(Stored data entries)
╔══
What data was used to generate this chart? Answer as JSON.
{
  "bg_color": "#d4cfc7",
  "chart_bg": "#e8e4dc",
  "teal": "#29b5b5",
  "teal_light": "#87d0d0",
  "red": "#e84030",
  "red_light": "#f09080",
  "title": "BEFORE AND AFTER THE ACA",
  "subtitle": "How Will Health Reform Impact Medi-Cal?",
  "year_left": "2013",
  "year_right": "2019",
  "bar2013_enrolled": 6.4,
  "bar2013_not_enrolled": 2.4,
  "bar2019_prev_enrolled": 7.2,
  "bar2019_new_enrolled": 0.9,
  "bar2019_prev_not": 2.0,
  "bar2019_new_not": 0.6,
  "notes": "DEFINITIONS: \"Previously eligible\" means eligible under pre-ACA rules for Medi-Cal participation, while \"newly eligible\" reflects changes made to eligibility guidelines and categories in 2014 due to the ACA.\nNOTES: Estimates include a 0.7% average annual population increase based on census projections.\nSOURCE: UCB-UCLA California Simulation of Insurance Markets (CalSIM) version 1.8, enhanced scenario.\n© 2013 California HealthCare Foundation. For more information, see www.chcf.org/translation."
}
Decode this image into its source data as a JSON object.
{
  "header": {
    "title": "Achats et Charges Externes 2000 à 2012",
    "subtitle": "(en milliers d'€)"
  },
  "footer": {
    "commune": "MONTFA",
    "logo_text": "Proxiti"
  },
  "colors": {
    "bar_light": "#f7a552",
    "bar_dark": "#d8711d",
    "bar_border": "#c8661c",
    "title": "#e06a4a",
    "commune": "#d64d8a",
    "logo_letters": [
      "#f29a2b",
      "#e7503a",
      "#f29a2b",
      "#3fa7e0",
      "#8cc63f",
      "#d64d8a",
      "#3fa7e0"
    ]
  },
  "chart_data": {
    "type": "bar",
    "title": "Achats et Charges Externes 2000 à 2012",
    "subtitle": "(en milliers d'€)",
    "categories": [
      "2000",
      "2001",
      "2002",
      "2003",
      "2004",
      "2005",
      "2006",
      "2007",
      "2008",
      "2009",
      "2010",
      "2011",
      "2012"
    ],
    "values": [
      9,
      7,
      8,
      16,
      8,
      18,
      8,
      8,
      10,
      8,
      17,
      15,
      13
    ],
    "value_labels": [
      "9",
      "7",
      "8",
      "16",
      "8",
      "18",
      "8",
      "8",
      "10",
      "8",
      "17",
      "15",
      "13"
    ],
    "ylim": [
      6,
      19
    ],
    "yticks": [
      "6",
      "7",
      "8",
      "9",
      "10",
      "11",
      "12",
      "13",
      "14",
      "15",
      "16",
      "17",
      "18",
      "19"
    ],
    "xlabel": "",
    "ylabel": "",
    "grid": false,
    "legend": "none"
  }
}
╚══
Work required: Take every line from the data above that holds "this" and copy it out.

Task solution:
What data was used to generate this chart? Answer as JSON.
Decode this image into its source data as a JSON object.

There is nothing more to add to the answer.